• _WRITTEN REQUEST_
Copy all lines of the listing that include the string "August".
---+---
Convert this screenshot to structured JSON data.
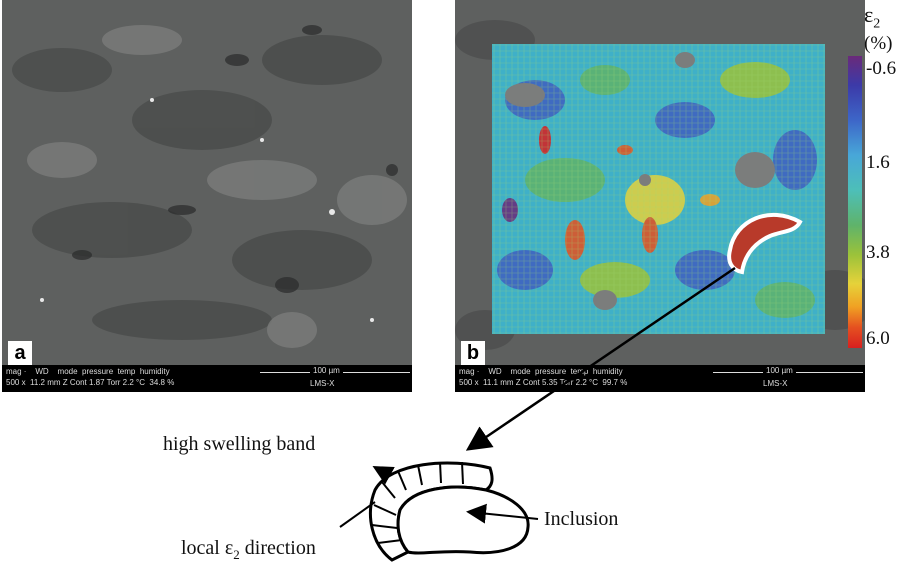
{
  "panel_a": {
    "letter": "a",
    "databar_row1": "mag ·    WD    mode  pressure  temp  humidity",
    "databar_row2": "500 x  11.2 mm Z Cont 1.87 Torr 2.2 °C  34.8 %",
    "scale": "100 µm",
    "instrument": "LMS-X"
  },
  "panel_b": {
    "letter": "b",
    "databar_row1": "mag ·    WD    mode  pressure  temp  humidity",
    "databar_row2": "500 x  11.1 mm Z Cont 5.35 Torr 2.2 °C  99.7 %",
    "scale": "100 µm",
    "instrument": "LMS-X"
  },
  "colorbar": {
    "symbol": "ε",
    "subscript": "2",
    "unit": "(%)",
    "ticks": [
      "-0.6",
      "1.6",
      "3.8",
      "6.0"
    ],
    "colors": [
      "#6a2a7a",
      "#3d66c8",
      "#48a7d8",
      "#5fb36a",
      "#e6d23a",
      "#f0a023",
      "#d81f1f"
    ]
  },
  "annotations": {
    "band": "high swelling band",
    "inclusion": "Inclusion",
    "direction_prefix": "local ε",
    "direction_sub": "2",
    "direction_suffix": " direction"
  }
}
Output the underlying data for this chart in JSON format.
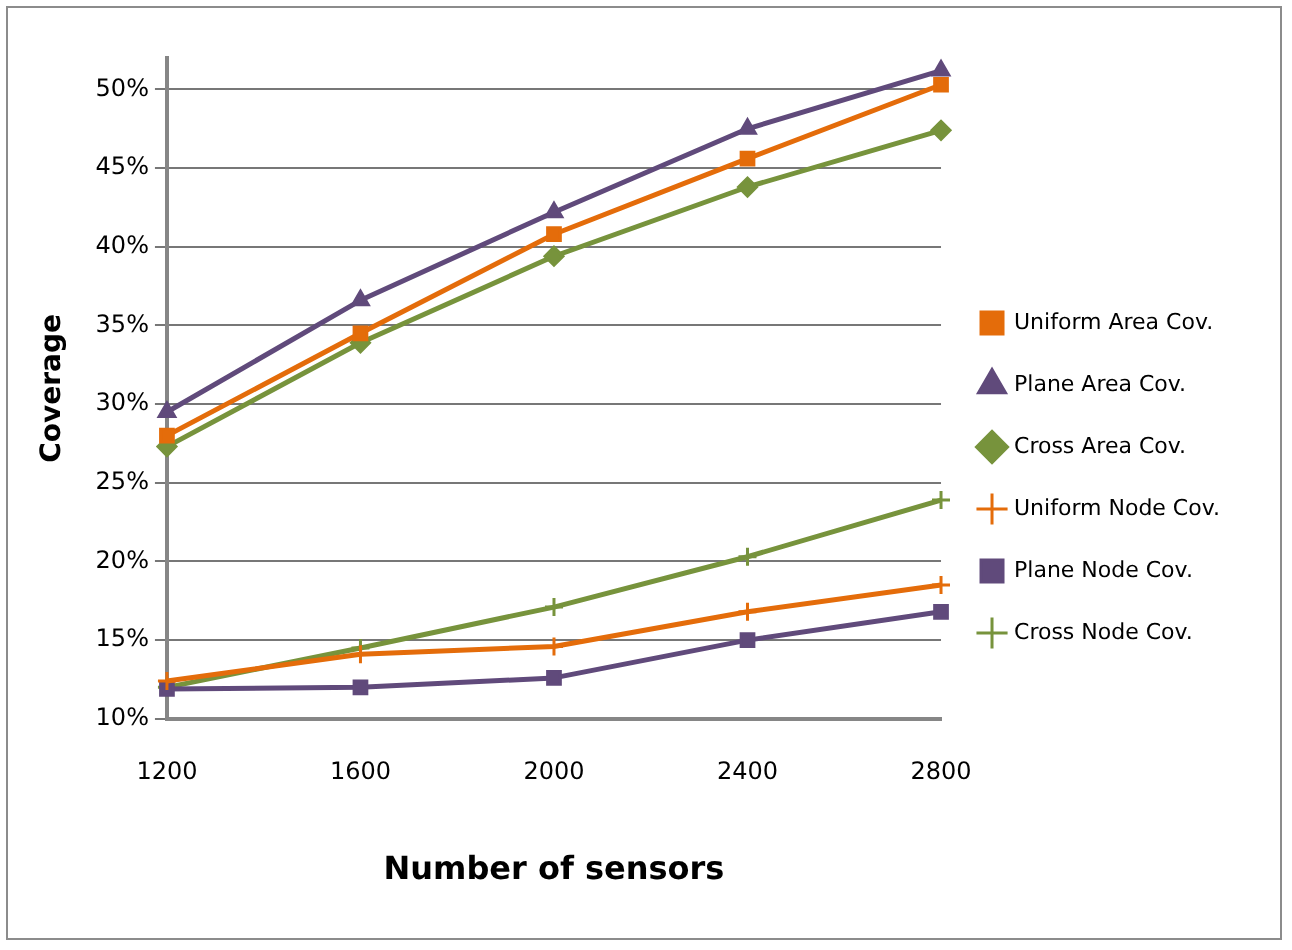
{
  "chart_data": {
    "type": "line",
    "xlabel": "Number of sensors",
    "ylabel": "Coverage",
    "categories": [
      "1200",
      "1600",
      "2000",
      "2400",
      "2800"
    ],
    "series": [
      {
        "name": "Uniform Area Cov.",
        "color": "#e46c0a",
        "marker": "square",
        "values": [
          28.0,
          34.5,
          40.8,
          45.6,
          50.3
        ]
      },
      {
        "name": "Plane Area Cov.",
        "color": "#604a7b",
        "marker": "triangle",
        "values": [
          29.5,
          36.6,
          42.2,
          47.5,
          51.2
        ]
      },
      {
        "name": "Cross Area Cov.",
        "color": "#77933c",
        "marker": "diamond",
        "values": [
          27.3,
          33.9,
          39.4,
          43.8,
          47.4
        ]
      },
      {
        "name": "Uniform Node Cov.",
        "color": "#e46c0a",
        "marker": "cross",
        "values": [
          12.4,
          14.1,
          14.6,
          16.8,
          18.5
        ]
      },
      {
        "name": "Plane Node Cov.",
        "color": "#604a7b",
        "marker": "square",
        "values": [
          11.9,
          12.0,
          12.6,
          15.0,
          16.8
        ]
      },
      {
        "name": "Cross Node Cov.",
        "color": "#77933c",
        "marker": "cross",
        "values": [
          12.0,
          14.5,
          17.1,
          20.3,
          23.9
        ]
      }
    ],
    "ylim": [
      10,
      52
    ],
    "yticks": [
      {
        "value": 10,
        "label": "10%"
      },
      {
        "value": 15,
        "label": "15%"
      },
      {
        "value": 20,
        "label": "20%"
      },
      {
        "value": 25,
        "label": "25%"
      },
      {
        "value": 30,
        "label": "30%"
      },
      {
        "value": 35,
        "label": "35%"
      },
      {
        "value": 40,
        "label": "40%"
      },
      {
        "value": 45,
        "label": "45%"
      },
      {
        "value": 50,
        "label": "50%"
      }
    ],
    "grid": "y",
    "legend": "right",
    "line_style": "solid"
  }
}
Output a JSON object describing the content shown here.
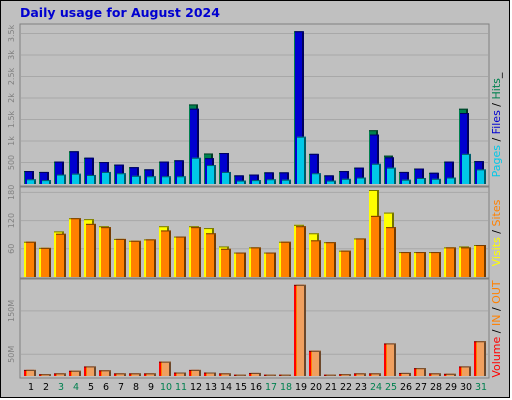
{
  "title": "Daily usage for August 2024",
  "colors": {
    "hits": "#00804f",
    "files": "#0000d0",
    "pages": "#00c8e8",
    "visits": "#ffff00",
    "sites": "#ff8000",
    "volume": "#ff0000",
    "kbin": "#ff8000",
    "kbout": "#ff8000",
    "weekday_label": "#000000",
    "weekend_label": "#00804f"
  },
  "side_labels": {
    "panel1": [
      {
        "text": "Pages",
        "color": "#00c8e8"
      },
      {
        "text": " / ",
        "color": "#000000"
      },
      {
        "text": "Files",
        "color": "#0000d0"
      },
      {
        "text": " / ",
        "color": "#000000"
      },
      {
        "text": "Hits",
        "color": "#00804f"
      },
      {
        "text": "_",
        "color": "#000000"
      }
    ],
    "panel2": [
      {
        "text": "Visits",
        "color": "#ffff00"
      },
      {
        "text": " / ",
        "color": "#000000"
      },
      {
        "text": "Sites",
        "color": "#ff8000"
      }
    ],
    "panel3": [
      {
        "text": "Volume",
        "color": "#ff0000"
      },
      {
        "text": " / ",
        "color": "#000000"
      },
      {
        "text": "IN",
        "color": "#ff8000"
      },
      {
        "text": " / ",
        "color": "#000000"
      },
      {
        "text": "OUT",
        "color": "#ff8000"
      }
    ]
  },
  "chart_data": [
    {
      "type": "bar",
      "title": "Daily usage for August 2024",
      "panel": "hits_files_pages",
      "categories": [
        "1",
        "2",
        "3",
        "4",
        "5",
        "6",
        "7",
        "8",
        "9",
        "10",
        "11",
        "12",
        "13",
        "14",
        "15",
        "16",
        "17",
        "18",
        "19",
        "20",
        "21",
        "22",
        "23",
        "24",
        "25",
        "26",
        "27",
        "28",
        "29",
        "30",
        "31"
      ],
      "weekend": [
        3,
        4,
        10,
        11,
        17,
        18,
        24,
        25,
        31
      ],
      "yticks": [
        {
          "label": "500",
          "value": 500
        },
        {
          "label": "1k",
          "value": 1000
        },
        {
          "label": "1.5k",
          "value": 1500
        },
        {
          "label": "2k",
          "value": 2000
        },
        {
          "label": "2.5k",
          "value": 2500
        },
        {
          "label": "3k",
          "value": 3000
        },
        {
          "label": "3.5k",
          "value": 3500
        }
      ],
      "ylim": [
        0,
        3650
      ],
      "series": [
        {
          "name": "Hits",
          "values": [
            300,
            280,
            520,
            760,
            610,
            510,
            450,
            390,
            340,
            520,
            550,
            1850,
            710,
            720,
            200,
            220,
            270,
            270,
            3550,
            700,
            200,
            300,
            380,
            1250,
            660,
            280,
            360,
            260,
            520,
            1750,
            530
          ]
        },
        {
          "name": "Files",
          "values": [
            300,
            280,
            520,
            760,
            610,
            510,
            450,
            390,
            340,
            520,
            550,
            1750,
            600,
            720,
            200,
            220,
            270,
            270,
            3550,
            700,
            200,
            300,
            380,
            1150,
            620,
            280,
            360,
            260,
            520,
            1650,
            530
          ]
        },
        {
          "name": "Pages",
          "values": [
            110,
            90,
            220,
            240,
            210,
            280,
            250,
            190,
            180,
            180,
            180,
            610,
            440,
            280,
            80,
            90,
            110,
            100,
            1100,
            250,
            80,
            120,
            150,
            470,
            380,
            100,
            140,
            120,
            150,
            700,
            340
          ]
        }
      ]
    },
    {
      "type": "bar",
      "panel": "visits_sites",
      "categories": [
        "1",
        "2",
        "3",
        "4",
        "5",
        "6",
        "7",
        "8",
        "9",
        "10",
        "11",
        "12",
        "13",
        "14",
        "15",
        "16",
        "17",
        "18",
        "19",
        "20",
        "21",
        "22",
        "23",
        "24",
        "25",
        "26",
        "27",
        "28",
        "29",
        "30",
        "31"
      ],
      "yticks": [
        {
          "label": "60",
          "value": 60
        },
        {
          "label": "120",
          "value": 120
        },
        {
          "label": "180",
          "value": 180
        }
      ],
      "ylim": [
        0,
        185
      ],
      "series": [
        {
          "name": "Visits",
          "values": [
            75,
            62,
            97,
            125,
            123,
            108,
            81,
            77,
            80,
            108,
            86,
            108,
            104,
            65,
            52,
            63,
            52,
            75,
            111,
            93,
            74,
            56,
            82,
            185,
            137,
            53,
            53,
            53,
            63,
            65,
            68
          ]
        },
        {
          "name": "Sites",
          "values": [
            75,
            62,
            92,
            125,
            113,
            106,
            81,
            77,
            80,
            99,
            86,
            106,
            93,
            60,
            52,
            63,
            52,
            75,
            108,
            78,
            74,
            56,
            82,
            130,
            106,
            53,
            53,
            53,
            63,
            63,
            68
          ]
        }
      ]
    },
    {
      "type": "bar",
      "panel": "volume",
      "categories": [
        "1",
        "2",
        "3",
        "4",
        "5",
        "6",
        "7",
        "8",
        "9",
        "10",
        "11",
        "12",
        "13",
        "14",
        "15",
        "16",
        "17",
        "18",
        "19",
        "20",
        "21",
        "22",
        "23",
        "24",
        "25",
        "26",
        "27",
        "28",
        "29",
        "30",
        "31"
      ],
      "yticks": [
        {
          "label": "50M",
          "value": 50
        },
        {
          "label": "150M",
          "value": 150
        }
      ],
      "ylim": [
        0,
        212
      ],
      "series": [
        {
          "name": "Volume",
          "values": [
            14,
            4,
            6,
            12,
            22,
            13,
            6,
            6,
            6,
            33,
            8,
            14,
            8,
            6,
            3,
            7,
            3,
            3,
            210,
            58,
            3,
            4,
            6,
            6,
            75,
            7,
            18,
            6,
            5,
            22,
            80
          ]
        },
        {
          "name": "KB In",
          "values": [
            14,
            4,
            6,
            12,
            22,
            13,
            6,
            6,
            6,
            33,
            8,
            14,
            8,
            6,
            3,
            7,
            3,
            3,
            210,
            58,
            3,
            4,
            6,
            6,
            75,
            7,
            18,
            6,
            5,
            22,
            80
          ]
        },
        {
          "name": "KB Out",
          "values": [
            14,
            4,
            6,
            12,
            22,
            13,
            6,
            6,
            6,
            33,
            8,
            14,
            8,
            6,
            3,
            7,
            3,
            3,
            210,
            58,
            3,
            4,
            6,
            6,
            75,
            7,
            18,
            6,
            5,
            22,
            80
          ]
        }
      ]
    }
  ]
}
---+---
• _TASK OUTPUT_
  "title": "Daily usage for August 2024",
      "title": "Daily usage for August 2024",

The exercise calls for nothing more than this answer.